Show every line that has the string "marker" in it.
....
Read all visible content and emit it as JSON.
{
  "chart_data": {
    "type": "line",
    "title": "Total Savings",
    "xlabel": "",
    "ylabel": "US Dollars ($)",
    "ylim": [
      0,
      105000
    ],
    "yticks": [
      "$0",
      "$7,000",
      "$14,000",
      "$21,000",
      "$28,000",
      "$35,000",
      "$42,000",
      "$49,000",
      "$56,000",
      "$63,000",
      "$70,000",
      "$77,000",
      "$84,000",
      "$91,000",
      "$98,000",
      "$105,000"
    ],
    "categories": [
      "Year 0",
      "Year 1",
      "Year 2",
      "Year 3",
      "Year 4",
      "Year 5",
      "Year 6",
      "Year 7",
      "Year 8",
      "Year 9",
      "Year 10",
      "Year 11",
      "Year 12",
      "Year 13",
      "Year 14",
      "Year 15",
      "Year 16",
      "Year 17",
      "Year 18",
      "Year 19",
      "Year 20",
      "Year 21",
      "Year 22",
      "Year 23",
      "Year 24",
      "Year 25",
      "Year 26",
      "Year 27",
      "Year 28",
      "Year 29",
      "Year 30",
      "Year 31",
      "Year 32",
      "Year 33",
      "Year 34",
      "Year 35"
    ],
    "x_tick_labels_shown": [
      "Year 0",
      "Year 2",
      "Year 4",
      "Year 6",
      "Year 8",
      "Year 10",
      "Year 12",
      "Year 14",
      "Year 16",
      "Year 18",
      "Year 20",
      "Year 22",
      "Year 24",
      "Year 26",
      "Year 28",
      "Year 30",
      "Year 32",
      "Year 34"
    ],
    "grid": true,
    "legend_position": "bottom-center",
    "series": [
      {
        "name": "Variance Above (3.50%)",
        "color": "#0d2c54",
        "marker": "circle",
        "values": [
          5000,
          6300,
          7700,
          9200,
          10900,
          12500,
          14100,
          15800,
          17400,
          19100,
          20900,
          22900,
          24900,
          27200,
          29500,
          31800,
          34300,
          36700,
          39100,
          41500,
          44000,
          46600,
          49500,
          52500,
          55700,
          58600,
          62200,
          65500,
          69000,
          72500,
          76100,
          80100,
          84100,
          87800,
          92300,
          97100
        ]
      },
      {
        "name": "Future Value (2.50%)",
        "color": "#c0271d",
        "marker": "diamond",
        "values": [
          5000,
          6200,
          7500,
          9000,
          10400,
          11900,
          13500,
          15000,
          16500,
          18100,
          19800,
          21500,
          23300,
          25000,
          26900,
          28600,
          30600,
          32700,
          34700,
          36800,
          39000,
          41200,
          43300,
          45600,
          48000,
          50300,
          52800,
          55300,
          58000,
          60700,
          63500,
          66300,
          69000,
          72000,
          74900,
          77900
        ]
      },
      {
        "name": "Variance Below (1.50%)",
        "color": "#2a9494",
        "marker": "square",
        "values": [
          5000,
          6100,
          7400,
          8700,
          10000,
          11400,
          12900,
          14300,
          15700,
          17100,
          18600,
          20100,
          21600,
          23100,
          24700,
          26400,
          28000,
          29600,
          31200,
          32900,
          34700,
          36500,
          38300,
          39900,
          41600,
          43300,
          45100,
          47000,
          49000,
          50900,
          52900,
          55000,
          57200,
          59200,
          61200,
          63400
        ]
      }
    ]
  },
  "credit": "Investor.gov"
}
....
Full response:
        "marker": "circle",
        "marker": "diamond",
        "marker": "square",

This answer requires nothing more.